## What to work on
Turn every line of the listing below into a numbered list, leaving out any blank lines.
+++
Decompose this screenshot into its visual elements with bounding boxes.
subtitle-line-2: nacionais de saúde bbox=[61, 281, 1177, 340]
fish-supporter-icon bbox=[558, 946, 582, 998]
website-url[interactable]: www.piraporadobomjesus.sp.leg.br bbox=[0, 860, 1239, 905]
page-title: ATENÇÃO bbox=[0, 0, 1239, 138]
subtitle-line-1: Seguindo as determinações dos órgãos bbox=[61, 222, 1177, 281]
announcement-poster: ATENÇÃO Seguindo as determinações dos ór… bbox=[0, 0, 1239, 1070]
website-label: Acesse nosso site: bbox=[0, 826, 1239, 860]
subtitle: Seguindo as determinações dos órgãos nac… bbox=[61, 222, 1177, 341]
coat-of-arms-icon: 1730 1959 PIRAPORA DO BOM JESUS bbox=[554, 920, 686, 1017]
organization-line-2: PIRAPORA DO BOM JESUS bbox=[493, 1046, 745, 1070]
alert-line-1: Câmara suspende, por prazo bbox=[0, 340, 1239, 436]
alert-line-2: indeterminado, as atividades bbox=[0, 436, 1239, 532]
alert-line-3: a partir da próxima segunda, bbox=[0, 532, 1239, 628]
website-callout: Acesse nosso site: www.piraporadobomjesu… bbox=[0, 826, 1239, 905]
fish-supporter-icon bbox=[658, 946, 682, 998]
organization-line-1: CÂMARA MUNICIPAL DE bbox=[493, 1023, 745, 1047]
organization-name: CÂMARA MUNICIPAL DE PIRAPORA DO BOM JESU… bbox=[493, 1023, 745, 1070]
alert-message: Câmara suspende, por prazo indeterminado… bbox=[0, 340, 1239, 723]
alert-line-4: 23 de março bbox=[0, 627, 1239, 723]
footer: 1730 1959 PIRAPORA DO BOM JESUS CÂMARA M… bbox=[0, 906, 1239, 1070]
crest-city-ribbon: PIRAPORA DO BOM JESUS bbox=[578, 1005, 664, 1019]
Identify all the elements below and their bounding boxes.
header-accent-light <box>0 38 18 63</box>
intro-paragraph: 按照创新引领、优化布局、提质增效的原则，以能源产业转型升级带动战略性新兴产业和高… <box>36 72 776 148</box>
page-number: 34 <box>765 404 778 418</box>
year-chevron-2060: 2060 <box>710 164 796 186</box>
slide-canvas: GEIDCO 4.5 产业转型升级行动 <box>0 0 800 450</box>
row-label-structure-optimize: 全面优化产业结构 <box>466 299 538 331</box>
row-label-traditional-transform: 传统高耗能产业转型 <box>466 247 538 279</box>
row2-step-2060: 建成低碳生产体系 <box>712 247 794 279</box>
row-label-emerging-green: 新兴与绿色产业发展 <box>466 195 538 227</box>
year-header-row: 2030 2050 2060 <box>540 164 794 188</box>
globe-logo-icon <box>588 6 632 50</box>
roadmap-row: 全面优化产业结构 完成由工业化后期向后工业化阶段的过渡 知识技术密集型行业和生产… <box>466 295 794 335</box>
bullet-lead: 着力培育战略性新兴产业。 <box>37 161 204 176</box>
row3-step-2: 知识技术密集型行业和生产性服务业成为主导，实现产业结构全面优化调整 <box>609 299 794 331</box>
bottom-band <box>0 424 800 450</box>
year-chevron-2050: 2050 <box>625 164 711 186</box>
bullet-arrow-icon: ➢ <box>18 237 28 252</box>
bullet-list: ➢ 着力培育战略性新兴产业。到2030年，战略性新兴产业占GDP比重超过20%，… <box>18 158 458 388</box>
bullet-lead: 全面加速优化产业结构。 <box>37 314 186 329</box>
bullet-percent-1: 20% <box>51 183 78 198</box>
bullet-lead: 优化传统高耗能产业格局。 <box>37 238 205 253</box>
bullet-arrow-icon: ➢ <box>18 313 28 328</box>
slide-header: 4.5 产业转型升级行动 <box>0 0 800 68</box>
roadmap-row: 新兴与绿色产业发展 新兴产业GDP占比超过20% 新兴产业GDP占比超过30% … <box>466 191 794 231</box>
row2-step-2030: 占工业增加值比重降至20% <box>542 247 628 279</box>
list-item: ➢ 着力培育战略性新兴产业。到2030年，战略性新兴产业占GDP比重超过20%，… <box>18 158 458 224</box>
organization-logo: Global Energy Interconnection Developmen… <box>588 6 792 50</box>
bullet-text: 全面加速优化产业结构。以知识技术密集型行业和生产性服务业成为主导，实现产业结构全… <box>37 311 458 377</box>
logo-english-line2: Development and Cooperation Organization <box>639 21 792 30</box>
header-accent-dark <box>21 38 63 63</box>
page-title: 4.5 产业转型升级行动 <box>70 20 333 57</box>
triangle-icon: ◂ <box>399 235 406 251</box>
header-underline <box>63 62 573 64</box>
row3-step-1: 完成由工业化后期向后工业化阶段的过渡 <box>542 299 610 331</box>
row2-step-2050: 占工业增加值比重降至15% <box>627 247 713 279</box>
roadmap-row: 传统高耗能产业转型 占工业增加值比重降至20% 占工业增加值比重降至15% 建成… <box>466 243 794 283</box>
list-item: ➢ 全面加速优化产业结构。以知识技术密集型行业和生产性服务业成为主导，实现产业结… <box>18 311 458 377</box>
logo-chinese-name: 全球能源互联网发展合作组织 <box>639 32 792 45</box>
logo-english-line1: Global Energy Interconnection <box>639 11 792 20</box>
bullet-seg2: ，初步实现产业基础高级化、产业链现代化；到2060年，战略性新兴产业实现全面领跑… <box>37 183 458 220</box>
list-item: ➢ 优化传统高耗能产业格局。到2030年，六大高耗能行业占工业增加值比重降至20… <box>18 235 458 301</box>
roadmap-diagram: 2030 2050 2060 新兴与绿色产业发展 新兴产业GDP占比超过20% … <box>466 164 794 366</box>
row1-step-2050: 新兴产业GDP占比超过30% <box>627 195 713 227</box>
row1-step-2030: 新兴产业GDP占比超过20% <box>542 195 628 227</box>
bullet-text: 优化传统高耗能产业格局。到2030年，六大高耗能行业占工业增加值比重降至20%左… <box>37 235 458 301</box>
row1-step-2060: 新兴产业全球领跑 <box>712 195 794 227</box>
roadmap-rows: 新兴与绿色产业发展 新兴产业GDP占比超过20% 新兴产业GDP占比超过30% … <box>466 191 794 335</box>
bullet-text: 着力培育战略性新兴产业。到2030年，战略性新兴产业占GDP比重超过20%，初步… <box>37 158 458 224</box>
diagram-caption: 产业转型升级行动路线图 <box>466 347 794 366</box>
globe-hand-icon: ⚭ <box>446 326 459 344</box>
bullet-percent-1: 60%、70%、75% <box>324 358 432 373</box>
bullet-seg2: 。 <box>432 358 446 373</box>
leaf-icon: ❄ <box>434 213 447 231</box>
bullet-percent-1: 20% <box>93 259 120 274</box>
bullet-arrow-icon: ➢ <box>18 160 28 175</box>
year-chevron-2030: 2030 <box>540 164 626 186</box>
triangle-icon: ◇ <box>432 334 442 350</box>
+++
## Output of the task
1. Decompose this screenshot into its visual elements with bounding boxes.
2. subtitle-line-2: nacionais de saúde bbox=[61, 281, 1177, 340]
3. fish-supporter-icon bbox=[558, 946, 582, 998]
4. website-url[interactable]: www.piraporadobomjesus.sp.leg.br bbox=[0, 860, 1239, 905]
5. page-title: ATENÇÃO bbox=[0, 0, 1239, 138]
6. subtitle-line-1: Seguindo as determinações dos órgãos bbox=[61, 222, 1177, 281]
7. announcement-poster: ATENÇÃO Seguindo as determinações dos ór… bbox=[0, 0, 1239, 1070]
8. website-label: Acesse nosso site: bbox=[0, 826, 1239, 860]
9. subtitle: Seguindo as determinações dos órgãos nac… bbox=[61, 222, 1177, 341]
10. coat-of-arms-icon: 1730 1959 PIRAPORA DO BOM JESUS bbox=[554, 920, 686, 1017]
11. organization-line-2: PIRAPORA DO BOM JESUS bbox=[493, 1046, 745, 1070]
12. alert-line-1: Câmara suspende, por prazo bbox=[0, 340, 1239, 436]
13. alert-line-2: indeterminado, as atividades bbox=[0, 436, 1239, 532]
14. alert-line-3: a partir da próxima segunda, bbox=[0, 532, 1239, 628]
15. website-callout: Acesse nosso site: www.piraporadobomjesu… bbox=[0, 826, 1239, 905]
16. fish-supporter-icon bbox=[658, 946, 682, 998]
17. organization-line-1: CÂMARA MUNICIPAL DE bbox=[493, 1023, 745, 1047]
18. organization-name: CÂMARA MUNICIPAL DE PIRAPORA DO BOM JESU… bbox=[493, 1023, 745, 1070]
19. alert-message: Câmara suspende, por prazo indeterminado… bbox=[0, 340, 1239, 723]
20. alert-line-4: 23 de março bbox=[0, 627, 1239, 723]
21. footer: 1730 1959 PIRAPORA DO BOM JESUS CÂMARA M… bbox=[0, 906, 1239, 1070]
22. crest-city-ribbon: PIRAPORA DO BOM JESUS bbox=[578, 1005, 664, 1019]
23. Identify all the elements below and their bounding boxes.
24. header-accent-light <box>0 38 18 63</box>
25. intro-paragraph: 按照创新引领、优化布局、提质增效的原则，以能源产业转型升级带动战略性新兴产业和高… <box>36 72 776 148</box>
26. page-number: 34 <box>765 404 778 418</box>
27. year-chevron-2060: 2060 <box>710 164 796 186</box>
28. slide-canvas: GEIDCO 4.5 产业转型升级行动 <box>0 0 800 450</box>
29. row-label-structure-optimize: 全面优化产业结构 <box>466 299 538 331</box>
30. row-label-traditional-transform: 传统高耗能产业转型 <box>466 247 538 279</box>
31. row2-step-2060: 建成低碳生产体系 <box>712 247 794 279</box>
32. row-label-emerging-green: 新兴与绿色产业发展 <box>466 195 538 227</box>
33. year-header-row: 2030 2050 2060 <box>540 164 794 188</box>
34. globe-logo-icon <box>588 6 632 50</box>
35. roadmap-row: 全面优化产业结构 完成由工业化后期向后工业化阶段的过渡 知识技术密集型行业和生产… <box>466 295 794 335</box>
36. bullet-lead: 着力培育战略性新兴产业。 <box>37 161 204 176</box>
37. row3-step-2: 知识技术密集型行业和生产性服务业成为主导，实现产业结构全面优化调整 <box>609 299 794 331</box>
38. bottom-band <box>0 424 800 450</box>
39. year-chevron-2050: 2050 <box>625 164 711 186</box>
40. bullet-arrow-icon: ➢ <box>18 237 28 252</box>
41. bullet-list: ➢ 着力培育战略性新兴产业。到2030年，战略性新兴产业占GDP比重超过20%，… <box>18 158 458 388</box>
42. bullet-lead: 全面加速优化产业结构。 <box>37 314 186 329</box>
43. bullet-percent-1: 20% <box>51 183 78 198</box>
44. bullet-lead: 优化传统高耗能产业格局。 <box>37 238 205 253</box>
45. bullet-arrow-icon: ➢ <box>18 313 28 328</box>
46. slide-header: 4.5 产业转型升级行动 <box>0 0 800 68</box>
47. roadmap-row: 新兴与绿色产业发展 新兴产业GDP占比超过20% 新兴产业GDP占比超过30% … <box>466 191 794 231</box>
48. row2-step-2030: 占工业增加值比重降至20% <box>542 247 628 279</box>
49. list-item: ➢ 着力培育战略性新兴产业。到2030年，战略性新兴产业占GDP比重超过20%，… <box>18 158 458 224</box>
50. organization-logo: Global Energy Interconnection Developmen… <box>588 6 792 50</box>
51. bullet-text: 全面加速优化产业结构。以知识技术密集型行业和生产性服务业成为主导，实现产业结构全… <box>37 311 458 377</box>
52. logo-english-line2: Development and Cooperation Organization <box>639 21 792 30</box>
53. header-accent-dark <box>21 38 63 63</box>
54. page-title: 4.5 产业转型升级行动 <box>70 20 333 57</box>
55. triangle-icon: ◂ <box>399 235 406 251</box>
56. header-underline <box>63 62 573 64</box>
57. row3-step-1: 完成由工业化后期向后工业化阶段的过渡 <box>542 299 610 331</box>
58. row2-step-2050: 占工业增加值比重降至15% <box>627 247 713 279</box>
59. roadmap-row: 传统高耗能产业转型 占工业增加值比重降至20% 占工业增加值比重降至15% 建成… <box>466 243 794 283</box>
60. list-item: ➢ 全面加速优化产业结构。以知识技术密集型行业和生产性服务业成为主导，实现产业结… <box>18 311 458 377</box>
61. logo-chinese-name: 全球能源互联网发展合作组织 <box>639 32 792 45</box>
62. logo-english-line1: Global Energy Interconnection <box>639 11 792 20</box>
63. bullet-seg2: ，初步实现产业基础高级化、产业链现代化；到2060年，战略性新兴产业实现全面领跑… <box>37 183 458 220</box>
64. list-item: ➢ 优化传统高耗能产业格局。到2030年，六大高耗能行业占工业增加值比重降至20… <box>18 235 458 301</box>
65. roadmap-diagram: 2030 2050 2060 新兴与绿色产业发展 新兴产业GDP占比超过20% … <box>466 164 794 366</box>
66. row1-step-2050: 新兴产业GDP占比超过30% <box>627 195 713 227</box>
67. row1-step-2030: 新兴产业GDP占比超过20% <box>542 195 628 227</box>
68. bullet-text: 优化传统高耗能产业格局。到2030年，六大高耗能行业占工业增加值比重降至20%左… <box>37 235 458 301</box>
69. row1-step-2060: 新兴产业全球领跑 <box>712 195 794 227</box>
70. roadmap-rows: 新兴与绿色产业发展 新兴产业GDP占比超过20% 新兴产业GDP占比超过30% … <box>466 191 794 335</box>
71. bullet-text: 着力培育战略性新兴产业。到2030年，战略性新兴产业占GDP比重超过20%，初步… <box>37 158 458 224</box>
72. diagram-caption: 产业转型升级行动路线图 <box>466 347 794 366</box>
73. globe-hand-icon: ⚭ <box>446 326 459 344</box>
74. bullet-percent-1: 60%、70%、75% <box>324 358 432 373</box>
75. bullet-seg2: 。 <box>432 358 446 373</box>
76. leaf-icon: ❄ <box>434 213 447 231</box>
77. bullet-percent-1: 20% <box>93 259 120 274</box>
78. bullet-arrow-icon: ➢ <box>18 160 28 175</box>
79. year-chevron-2030: 2030 <box>540 164 626 186</box>
80. triangle-icon: ◇ <box>432 334 442 350</box>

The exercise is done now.